• _PASSAGE GIVEN_
(begin)
I I I I I I I


        Daughters of the Dirt / Sarah Higdon

Why Do I Need A Man?
by Erin McRae

Okay, so Japanese and Korean scientists have managed to make a baby rat from two female rats. Sheepishly, they try to put a spin on it, saying it just confirms that males are necessary in the, uh, natural order of things. Duh.

Meanwhile, certain women-without-men who want babies (you know who you are, and I used to be one of you) perk up their ears. And certain men become uneasy, wondering whether they’re even necessary, now that there seems to be no natural order of things anymore. After all, we have laboratories, we have sperm for the buying, and now for those who are offended that sperm may be involved in the process at all, we may not need it anyway. Besides, women have jobs. Some of us earn more than our husbands.
(end)
• _PROVIDED MATERIAL_
(begin)
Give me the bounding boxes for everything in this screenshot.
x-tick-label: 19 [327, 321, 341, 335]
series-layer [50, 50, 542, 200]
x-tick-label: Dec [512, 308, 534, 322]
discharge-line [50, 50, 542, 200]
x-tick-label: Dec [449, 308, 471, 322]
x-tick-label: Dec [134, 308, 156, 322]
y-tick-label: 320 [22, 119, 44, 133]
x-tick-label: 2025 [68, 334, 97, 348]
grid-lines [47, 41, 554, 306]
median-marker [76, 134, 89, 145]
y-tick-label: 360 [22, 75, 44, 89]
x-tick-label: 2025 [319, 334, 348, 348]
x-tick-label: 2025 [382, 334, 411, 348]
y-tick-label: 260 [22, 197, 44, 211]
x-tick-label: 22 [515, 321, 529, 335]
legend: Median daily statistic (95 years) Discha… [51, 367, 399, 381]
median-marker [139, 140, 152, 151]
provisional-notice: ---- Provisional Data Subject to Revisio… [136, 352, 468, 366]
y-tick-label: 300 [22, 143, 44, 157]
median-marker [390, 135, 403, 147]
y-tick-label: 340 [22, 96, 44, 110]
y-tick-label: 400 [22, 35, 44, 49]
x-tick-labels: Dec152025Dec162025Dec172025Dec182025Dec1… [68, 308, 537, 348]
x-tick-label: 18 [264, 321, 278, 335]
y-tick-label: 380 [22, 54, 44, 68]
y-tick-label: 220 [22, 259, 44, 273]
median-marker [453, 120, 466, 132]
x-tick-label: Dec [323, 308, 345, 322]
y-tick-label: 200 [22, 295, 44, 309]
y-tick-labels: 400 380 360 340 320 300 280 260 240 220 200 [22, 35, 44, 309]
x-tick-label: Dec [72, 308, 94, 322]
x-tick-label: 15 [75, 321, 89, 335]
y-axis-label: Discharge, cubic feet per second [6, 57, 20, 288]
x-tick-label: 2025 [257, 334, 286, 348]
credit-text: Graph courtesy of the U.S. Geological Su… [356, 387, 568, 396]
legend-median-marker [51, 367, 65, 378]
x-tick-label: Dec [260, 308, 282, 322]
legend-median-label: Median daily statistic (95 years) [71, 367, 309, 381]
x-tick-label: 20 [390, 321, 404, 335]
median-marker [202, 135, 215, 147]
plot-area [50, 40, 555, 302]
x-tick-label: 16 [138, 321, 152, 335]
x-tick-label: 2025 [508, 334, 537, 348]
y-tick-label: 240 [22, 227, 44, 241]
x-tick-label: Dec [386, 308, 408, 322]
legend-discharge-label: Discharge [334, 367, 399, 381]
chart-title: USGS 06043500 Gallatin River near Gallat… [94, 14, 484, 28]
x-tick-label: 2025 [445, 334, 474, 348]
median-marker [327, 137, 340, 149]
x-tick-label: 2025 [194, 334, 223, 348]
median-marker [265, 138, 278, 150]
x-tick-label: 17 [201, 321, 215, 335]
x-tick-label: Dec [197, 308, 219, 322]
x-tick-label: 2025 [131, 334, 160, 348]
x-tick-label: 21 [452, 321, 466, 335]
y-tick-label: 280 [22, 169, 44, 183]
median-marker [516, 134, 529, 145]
(end)
• _REQUIRED TASKS_
1. In the essay "Why Do I Need A Man?", which scientists produced a baby rat from two female rats?
2. Print the part of the essay "Why Do I Need A Man?" that opens with the words containing "I I I I I I" and closes with "of things. Duh.".
3. Carry on the essay "Why Do I Need A Man?" from the point where it stops.
The entries have no part in this exercise.

• _ANSWERS BELOW_
1. Japanese and Korean scientists.

2.
I I I I I I I


        Daughters of the Dirt / Sarah Higdon

Why Do I Need A Man?
by Erin McRae

Okay, so Japanese and Korean scientists have managed to make a baby rat from two female rats. Sheepishly, they try to put a spin on it, saying it just confirms that males are necessary in the, uh, natural order of things. Duh.

3.
So what do we need a man for, anyway? This is the same question my husband asked me ten years ago, when we were dating. I was 34 and never married, overeducated by the local university, and owned a home that I was remodeling. He was 27, still in grad school, and the kindest, most gorgeous man who had ever wanted to date me.

“Are you kidding?” I said. And when it turned out that he wanted reassurance beyond his desirability as a sex object, I asked him, “Does this look easy?” Because to me, I was just doing what I was supposed to do in the absence of a partner, the same thing most single women do—fill all the roles as best we can. It wasn’t easy and it wasn’t particularly fun. It was to my chagrin that my doing it well—or at least appearing to—might be intimidating to a potential mate. So I let him mow the lawn.

Actually, we had a deep conversation that night, in which I tried to explain this: that my self-reliant life was all an act borne of necessity, that what I most wanted in life was a soul mate to share it. That I was lonely. He was looking for more than that, it turned out, and this is something perhaps that only a man can fully understand. He wanted to feel needed in a way that mattered to him. That made me a little nervous, because I wasn’t quite sure what it meant. I was afraid it might mean giving up some indefinable part of myself, the part that had protected me all those years. And in a way, it did mean that.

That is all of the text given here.